> [SUPPLIED MATERIAL]
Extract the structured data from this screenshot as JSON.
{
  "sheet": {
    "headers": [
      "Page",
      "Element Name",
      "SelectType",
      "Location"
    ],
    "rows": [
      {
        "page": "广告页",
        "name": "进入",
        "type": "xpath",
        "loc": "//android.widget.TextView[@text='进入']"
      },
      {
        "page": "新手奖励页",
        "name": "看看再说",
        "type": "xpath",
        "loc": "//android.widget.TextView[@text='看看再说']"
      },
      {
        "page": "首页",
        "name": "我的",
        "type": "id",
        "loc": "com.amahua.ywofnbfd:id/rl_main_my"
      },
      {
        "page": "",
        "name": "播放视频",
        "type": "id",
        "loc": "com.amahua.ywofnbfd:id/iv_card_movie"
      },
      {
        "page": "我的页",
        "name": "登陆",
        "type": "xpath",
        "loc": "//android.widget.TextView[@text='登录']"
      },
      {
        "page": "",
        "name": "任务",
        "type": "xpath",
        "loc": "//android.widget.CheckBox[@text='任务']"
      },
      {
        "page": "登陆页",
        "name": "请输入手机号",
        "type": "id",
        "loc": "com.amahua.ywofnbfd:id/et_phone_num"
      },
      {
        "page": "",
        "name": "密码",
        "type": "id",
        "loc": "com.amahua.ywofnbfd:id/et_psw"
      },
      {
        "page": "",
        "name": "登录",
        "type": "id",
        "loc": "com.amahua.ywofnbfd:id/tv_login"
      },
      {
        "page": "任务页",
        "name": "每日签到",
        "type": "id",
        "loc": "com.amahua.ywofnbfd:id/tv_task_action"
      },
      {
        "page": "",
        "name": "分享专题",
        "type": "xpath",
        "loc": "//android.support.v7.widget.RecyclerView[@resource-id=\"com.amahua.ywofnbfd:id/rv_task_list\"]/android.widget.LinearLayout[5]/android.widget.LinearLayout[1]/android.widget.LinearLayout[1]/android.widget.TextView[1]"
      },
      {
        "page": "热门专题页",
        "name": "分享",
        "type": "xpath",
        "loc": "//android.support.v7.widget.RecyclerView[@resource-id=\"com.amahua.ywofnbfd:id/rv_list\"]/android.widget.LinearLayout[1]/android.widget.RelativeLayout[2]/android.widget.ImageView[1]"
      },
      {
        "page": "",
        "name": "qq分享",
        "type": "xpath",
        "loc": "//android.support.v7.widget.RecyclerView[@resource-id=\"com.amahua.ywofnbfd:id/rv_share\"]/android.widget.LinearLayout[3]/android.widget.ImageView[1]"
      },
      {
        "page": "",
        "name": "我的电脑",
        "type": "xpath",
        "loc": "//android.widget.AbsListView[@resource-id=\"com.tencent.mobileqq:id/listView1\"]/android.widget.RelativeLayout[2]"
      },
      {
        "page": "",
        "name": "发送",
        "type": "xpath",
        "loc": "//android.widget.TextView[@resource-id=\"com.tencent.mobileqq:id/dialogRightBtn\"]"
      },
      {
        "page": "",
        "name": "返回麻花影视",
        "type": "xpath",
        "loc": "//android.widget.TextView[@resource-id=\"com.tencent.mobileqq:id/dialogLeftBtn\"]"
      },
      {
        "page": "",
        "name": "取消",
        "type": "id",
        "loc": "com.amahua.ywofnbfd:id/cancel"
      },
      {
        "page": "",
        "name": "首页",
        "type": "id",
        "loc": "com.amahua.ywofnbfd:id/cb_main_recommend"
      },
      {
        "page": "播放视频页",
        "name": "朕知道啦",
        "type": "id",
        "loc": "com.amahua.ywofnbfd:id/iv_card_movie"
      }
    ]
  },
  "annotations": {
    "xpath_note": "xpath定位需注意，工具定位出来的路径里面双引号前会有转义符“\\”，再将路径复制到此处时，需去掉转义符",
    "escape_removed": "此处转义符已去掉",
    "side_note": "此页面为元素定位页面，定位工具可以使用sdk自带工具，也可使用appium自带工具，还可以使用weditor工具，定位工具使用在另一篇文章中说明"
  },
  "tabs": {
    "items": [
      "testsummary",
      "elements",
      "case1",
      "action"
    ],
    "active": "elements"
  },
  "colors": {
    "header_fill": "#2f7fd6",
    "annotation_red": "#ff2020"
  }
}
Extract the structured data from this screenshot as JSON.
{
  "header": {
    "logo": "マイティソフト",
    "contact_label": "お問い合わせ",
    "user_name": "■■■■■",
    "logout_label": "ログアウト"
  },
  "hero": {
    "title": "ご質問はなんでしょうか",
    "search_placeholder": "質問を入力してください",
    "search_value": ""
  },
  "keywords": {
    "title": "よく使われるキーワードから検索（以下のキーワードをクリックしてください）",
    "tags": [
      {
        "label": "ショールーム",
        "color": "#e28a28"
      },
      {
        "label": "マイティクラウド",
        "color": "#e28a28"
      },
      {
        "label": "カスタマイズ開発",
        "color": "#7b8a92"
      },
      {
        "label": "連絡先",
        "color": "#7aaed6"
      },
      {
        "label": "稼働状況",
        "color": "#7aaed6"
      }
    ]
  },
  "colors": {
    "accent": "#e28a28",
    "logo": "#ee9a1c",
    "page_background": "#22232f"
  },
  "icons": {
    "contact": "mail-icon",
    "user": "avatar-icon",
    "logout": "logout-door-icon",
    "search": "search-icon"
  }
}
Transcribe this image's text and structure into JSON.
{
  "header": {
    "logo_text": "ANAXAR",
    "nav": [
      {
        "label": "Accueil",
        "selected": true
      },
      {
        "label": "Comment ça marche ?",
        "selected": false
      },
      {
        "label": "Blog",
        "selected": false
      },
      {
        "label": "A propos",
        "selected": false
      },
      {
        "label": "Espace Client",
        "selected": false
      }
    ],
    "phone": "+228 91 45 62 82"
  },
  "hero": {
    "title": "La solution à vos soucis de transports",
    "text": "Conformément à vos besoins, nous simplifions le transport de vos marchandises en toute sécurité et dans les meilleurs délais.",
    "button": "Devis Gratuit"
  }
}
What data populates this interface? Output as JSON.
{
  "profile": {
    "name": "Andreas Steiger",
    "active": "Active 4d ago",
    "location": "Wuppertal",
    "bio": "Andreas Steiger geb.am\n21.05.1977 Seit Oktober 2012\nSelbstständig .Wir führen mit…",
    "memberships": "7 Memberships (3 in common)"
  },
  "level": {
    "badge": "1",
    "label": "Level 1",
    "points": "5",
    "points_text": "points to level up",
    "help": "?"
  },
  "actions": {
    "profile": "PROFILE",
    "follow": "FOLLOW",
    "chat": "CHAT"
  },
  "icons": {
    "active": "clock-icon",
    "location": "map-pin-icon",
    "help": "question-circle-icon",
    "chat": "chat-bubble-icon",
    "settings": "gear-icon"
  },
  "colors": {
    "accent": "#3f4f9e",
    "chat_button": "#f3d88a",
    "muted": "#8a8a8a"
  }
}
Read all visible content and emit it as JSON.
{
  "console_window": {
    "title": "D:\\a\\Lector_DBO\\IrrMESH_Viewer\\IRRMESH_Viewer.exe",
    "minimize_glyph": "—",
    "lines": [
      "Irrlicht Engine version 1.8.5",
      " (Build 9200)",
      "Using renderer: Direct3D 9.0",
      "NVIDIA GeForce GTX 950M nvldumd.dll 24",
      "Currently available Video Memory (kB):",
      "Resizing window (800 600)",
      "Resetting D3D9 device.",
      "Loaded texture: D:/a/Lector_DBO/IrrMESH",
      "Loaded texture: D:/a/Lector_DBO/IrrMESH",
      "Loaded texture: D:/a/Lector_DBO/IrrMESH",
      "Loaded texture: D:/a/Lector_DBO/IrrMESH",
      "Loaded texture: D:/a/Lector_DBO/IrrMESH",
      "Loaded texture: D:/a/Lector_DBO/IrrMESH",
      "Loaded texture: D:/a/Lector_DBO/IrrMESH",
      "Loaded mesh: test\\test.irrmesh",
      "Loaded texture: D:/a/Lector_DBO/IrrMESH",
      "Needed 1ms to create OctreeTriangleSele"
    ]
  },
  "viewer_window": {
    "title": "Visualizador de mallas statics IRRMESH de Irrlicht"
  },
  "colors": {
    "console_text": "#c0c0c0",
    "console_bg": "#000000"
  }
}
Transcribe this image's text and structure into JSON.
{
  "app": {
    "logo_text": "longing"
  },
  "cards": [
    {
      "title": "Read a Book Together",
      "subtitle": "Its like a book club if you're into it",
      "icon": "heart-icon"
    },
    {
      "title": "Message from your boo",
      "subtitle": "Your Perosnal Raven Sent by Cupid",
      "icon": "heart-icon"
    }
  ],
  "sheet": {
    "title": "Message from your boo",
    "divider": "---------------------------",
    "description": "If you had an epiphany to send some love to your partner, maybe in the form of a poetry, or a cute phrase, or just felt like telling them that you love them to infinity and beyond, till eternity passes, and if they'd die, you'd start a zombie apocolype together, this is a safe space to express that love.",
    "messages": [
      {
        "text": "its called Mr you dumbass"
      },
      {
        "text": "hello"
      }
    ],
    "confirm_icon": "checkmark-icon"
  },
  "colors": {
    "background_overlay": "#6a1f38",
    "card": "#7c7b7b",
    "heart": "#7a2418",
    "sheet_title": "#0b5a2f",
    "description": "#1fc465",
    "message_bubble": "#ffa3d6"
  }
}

> [WHAT THE TASK ASKS] Using the entries above, return each line that includes the word "subtitle".

> [EXPECTED ANSWER]
      "subtitle": "Its like a book club if you're into it",
      "subtitle": "Your Perosnal Raven Sent by Cupid",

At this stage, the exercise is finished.